§ Task to complete
Carry none of the pictures over; set down the material below exactly.
[BEGIN Excerpted data]
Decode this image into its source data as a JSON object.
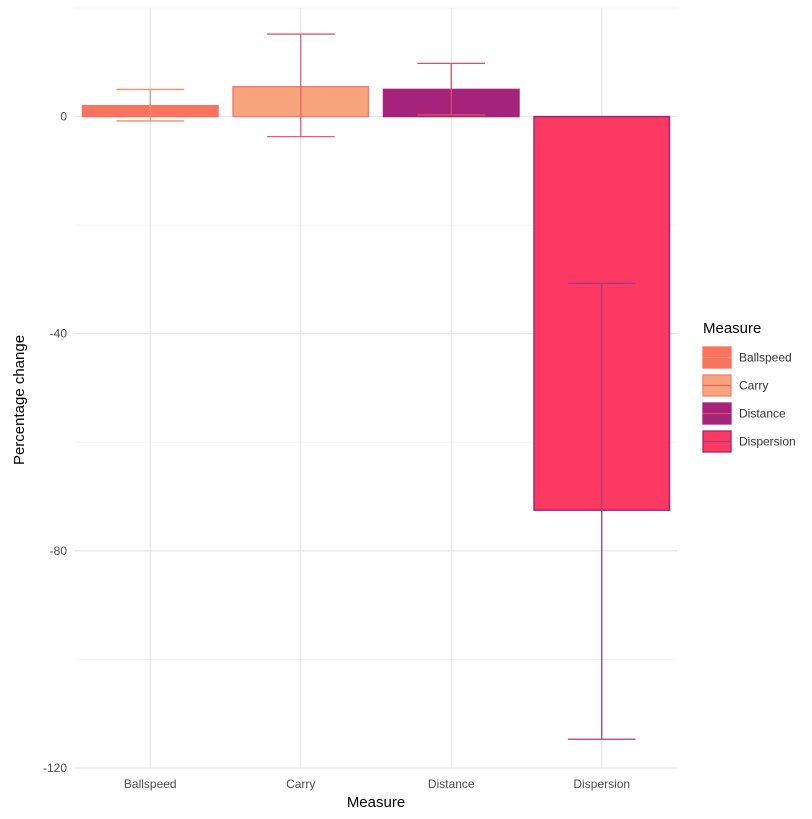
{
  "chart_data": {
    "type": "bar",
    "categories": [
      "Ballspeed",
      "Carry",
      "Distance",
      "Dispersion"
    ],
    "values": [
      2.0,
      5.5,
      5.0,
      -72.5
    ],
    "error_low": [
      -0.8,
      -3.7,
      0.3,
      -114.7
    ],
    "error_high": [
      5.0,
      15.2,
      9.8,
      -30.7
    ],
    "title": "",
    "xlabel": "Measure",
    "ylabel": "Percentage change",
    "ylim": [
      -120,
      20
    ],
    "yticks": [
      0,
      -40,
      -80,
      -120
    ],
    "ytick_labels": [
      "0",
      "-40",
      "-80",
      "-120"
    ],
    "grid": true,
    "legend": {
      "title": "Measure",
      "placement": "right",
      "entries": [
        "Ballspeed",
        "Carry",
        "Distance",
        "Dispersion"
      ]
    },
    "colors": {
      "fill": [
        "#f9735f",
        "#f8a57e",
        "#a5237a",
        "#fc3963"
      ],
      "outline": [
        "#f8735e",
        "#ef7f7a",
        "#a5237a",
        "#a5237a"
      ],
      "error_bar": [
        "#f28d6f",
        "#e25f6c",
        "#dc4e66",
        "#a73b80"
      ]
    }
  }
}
[END Excerpted data]
§ Expected answer
Decode this image into its source data as a JSON object.
{
  "chart_data": {
    "type": "bar",
    "categories": [
      "Ballspeed",
      "Carry",
      "Distance",
      "Dispersion"
    ],
    "values": [
      2.0,
      5.5,
      5.0,
      -72.5
    ],
    "error_low": [
      -0.8,
      -3.7,
      0.3,
      -114.7
    ],
    "error_high": [
      5.0,
      15.2,
      9.8,
      -30.7
    ],
    "title": "",
    "xlabel": "Measure",
    "ylabel": "Percentage change",
    "ylim": [
      -120,
      20
    ],
    "yticks": [
      0,
      -40,
      -80,
      -120
    ],
    "ytick_labels": [
      "0",
      "-40",
      "-80",
      "-120"
    ],
    "grid": true,
    "legend": {
      "title": "Measure",
      "placement": "right",
      "entries": [
        "Ballspeed",
        "Carry",
        "Distance",
        "Dispersion"
      ]
    },
    "colors": {
      "fill": [
        "#f9735f",
        "#f8a57e",
        "#a5237a",
        "#fc3963"
      ],
      "outline": [
        "#f8735e",
        "#ef7f7a",
        "#a5237a",
        "#a5237a"
      ],
      "error_bar": [
        "#f28d6f",
        "#e25f6c",
        "#dc4e66",
        "#a73b80"
      ]
    }
  }
}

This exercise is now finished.